EXERCISE: Each line that holds the word "Based" is to be identified and copied.

DATA IN THIS EXERCISE:
## start
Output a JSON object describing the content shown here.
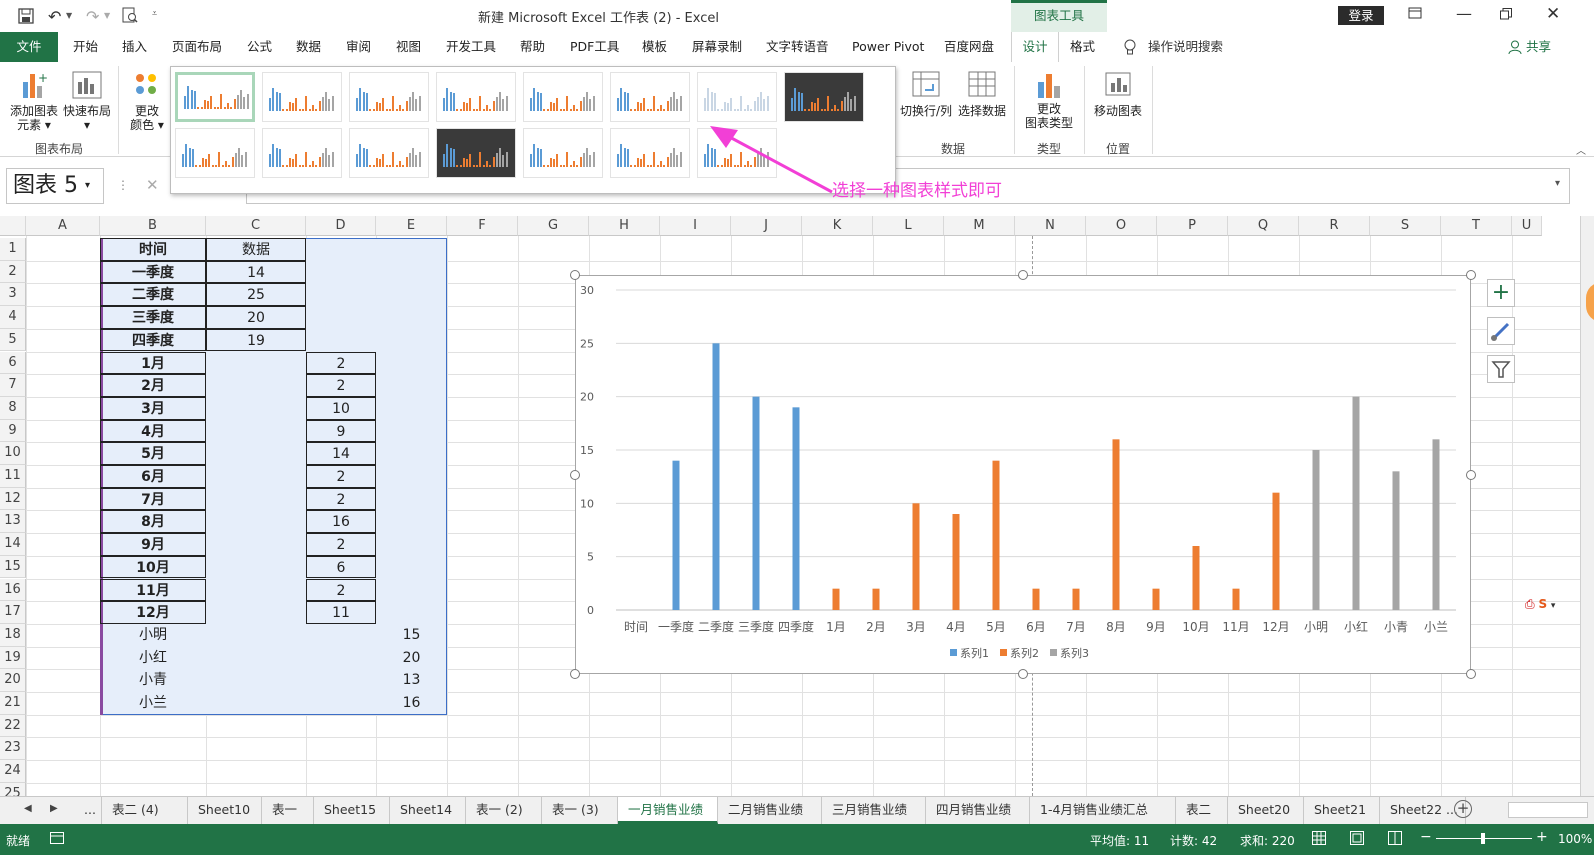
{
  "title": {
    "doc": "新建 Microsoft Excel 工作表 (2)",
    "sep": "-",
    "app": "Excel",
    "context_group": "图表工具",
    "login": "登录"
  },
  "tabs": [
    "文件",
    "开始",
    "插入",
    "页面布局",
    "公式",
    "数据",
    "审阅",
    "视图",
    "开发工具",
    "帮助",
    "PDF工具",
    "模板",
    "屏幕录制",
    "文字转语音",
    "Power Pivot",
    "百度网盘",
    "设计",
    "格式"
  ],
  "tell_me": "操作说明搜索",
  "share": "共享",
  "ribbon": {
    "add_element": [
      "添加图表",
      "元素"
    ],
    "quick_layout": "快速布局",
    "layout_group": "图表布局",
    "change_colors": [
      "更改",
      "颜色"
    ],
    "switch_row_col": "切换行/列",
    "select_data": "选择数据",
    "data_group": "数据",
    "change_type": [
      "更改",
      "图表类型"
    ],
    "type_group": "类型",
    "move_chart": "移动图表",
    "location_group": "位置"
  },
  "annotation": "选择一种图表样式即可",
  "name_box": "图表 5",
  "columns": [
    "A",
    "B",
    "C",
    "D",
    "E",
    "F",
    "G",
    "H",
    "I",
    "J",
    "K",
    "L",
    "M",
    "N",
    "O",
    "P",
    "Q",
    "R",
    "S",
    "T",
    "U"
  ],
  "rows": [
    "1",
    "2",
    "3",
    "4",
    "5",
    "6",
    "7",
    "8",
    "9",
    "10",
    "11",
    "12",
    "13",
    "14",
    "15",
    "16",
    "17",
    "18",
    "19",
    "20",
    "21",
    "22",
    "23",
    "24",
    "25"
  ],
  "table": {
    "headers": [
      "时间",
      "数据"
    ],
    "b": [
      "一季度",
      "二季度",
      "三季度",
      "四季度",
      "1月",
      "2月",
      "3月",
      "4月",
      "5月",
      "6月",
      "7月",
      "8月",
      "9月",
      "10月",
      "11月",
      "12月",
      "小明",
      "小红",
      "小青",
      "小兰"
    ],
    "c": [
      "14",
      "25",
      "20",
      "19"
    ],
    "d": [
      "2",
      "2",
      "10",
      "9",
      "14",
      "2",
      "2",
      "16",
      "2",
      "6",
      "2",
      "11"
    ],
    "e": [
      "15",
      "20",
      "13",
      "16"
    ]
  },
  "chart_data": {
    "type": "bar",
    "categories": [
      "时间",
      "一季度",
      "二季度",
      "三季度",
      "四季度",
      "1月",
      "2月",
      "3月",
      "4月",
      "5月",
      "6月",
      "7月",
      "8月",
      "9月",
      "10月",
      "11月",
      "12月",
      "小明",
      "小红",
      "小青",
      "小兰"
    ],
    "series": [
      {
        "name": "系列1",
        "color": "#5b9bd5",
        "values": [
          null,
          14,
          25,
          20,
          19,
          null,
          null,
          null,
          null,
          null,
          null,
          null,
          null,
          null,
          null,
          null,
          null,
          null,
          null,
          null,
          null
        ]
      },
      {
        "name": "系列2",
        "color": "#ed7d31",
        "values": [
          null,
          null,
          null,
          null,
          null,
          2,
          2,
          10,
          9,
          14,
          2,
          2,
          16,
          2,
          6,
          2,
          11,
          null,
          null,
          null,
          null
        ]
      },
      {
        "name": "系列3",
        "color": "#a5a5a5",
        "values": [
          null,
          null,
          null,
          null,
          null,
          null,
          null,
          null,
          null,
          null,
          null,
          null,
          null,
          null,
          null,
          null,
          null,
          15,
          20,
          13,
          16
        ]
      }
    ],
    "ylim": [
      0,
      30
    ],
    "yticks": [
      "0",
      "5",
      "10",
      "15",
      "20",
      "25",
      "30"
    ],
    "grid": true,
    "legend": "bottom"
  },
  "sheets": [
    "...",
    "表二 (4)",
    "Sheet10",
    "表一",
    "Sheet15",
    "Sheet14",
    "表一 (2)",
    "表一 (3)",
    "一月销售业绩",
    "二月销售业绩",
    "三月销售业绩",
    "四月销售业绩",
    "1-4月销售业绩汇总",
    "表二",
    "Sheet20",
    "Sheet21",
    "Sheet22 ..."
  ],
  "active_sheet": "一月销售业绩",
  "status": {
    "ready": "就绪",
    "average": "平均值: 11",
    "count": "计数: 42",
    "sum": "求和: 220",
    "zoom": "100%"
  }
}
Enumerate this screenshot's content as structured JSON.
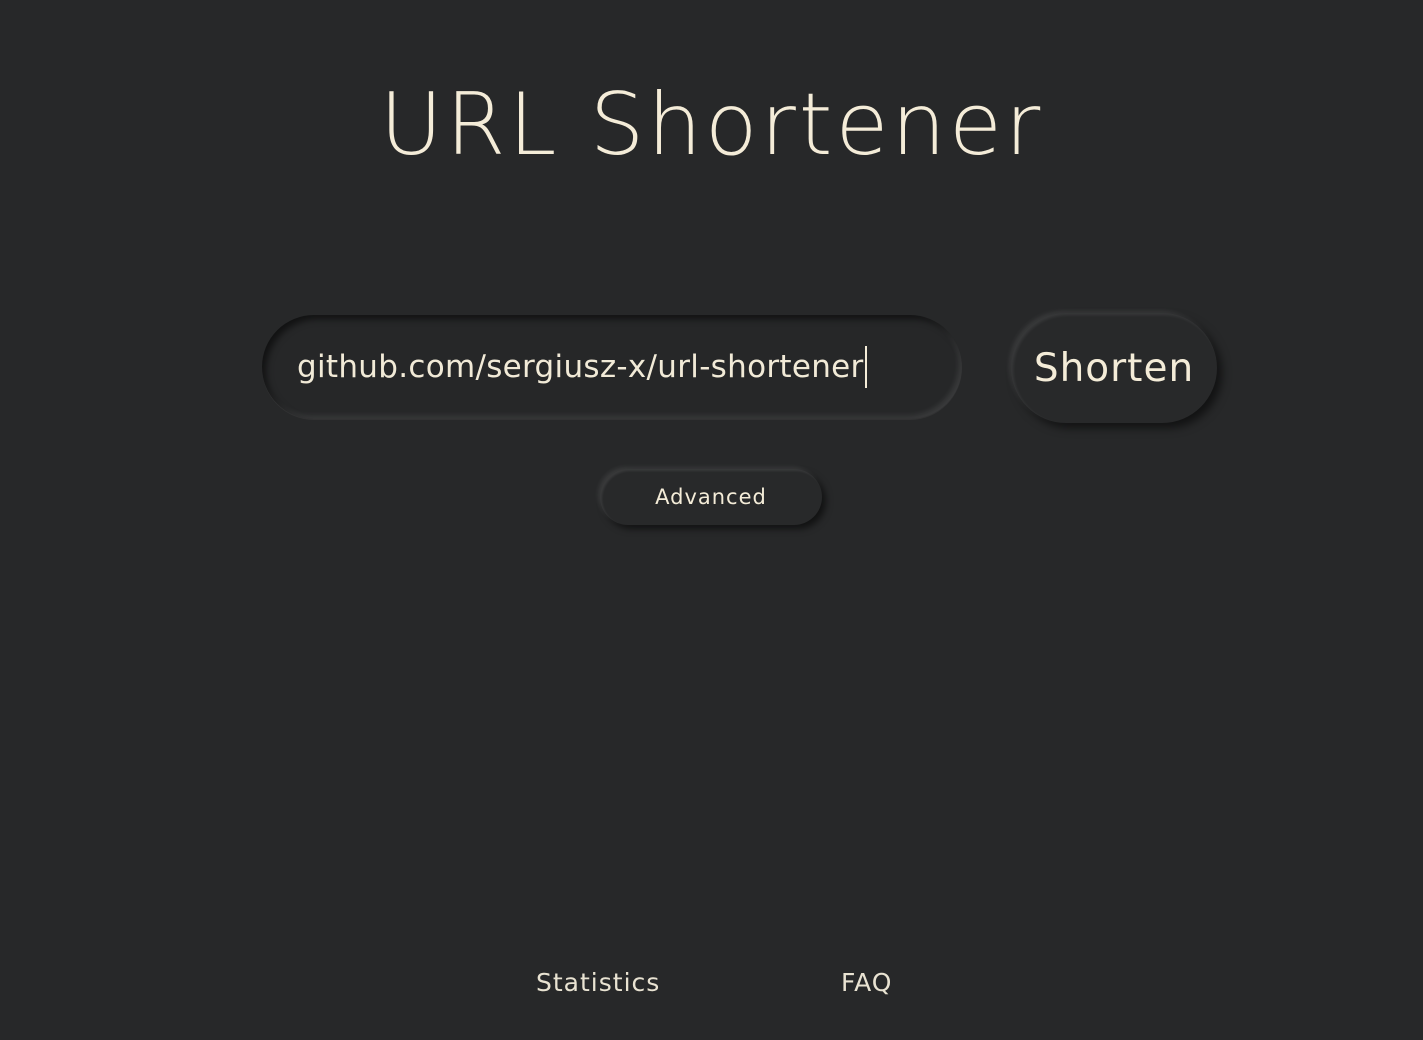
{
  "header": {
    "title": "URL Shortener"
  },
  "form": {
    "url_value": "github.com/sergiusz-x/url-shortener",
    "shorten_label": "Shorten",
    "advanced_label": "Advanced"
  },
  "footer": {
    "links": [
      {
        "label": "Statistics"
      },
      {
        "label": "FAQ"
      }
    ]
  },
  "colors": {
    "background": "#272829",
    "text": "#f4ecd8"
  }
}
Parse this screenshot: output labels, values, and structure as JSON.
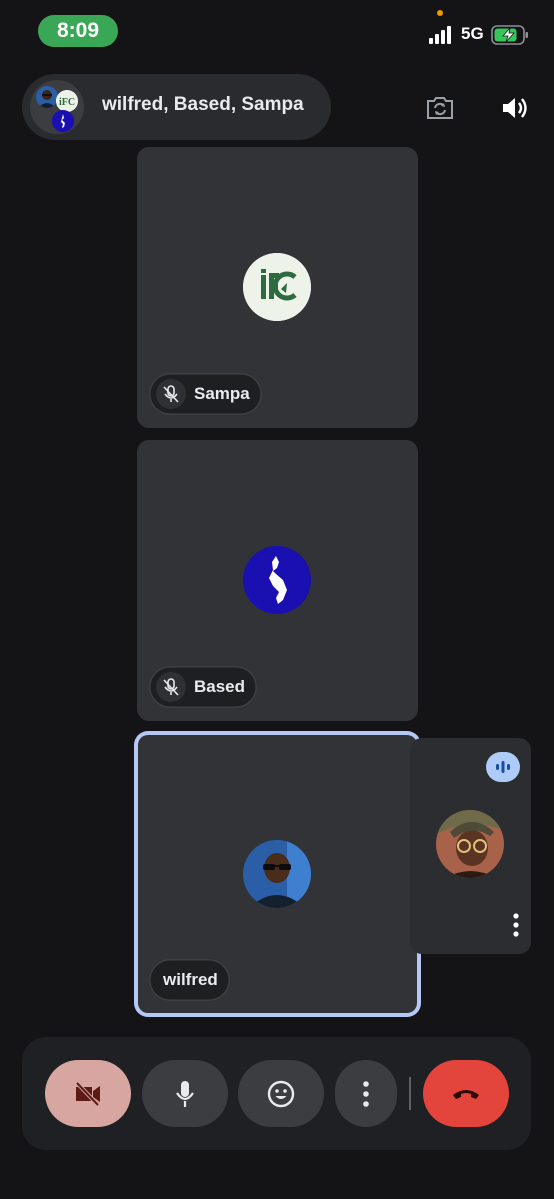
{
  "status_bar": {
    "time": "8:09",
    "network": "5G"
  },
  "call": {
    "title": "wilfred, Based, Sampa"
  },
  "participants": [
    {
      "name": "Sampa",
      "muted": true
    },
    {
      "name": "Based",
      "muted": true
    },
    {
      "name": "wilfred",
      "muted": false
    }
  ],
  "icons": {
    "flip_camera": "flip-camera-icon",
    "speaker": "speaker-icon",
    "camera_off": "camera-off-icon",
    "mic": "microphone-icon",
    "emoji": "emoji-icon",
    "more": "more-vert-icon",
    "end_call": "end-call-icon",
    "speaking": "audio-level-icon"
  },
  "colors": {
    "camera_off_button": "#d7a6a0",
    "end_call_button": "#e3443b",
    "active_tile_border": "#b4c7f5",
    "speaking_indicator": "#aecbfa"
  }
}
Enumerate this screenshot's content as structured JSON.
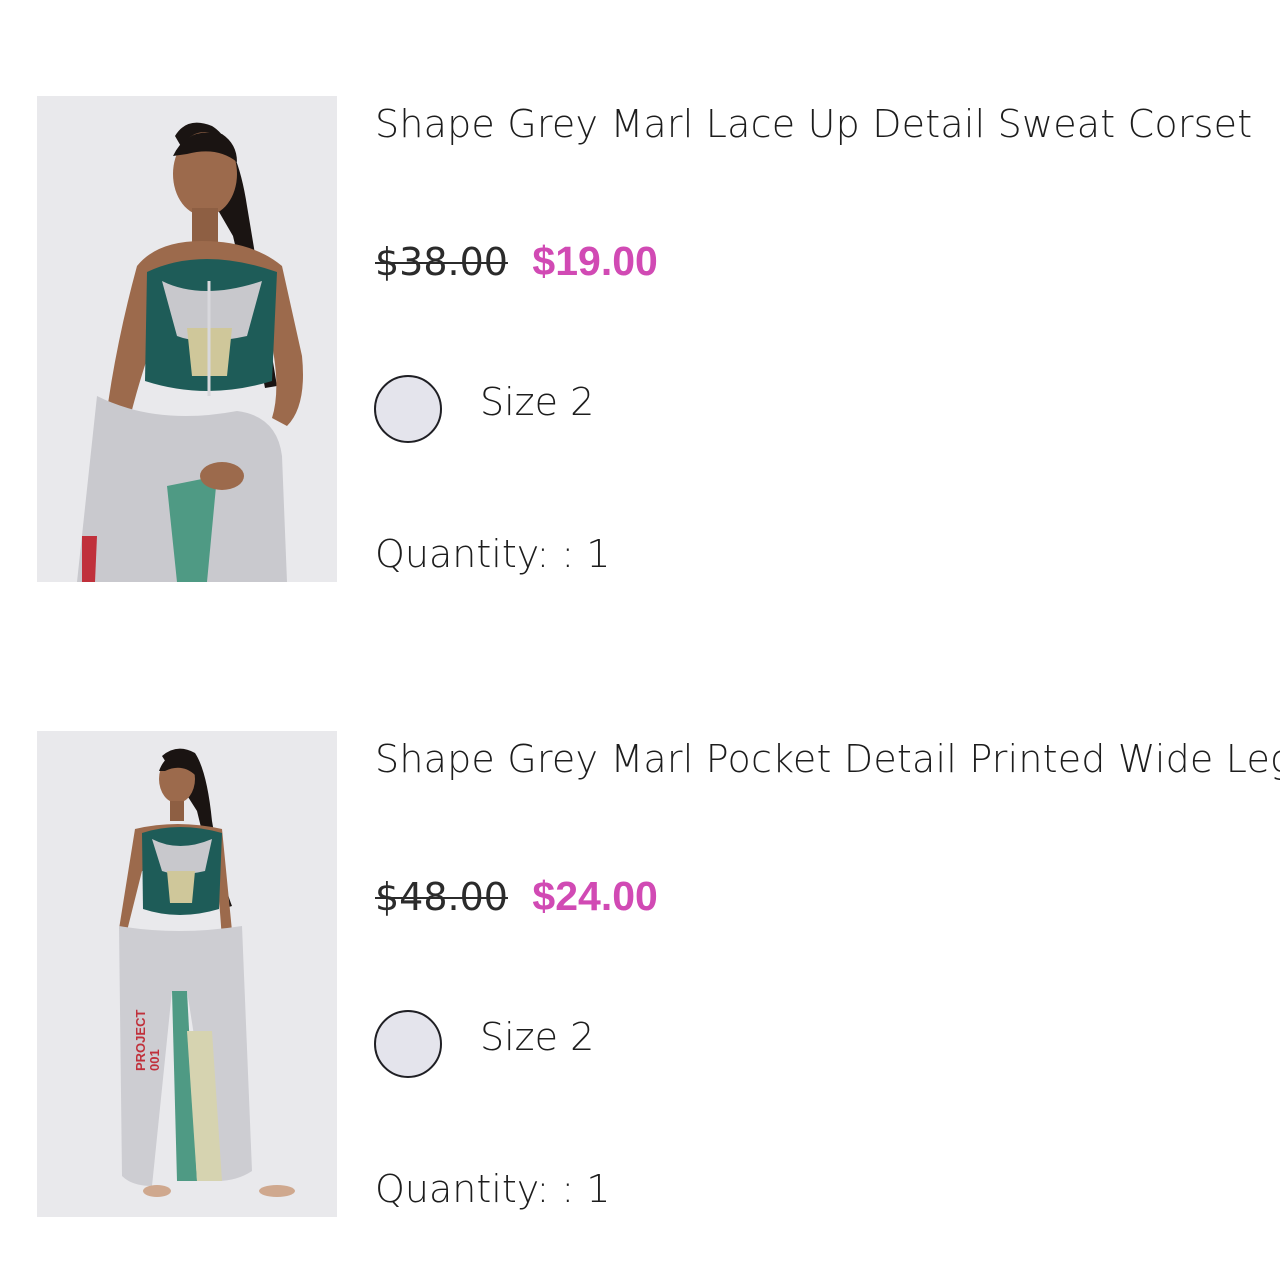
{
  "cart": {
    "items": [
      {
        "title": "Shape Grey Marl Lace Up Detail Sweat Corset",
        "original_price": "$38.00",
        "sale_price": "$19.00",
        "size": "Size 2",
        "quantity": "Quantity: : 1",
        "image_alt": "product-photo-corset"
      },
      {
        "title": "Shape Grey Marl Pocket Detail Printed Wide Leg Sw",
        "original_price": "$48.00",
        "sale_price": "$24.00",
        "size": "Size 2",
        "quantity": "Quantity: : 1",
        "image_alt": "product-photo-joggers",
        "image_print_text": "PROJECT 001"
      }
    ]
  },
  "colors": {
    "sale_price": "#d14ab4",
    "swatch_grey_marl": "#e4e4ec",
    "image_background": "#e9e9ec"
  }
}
## end
OUTPUT OF THE TASK:
    "title": "wilfred, Based, Sampa"
      "name": "Based",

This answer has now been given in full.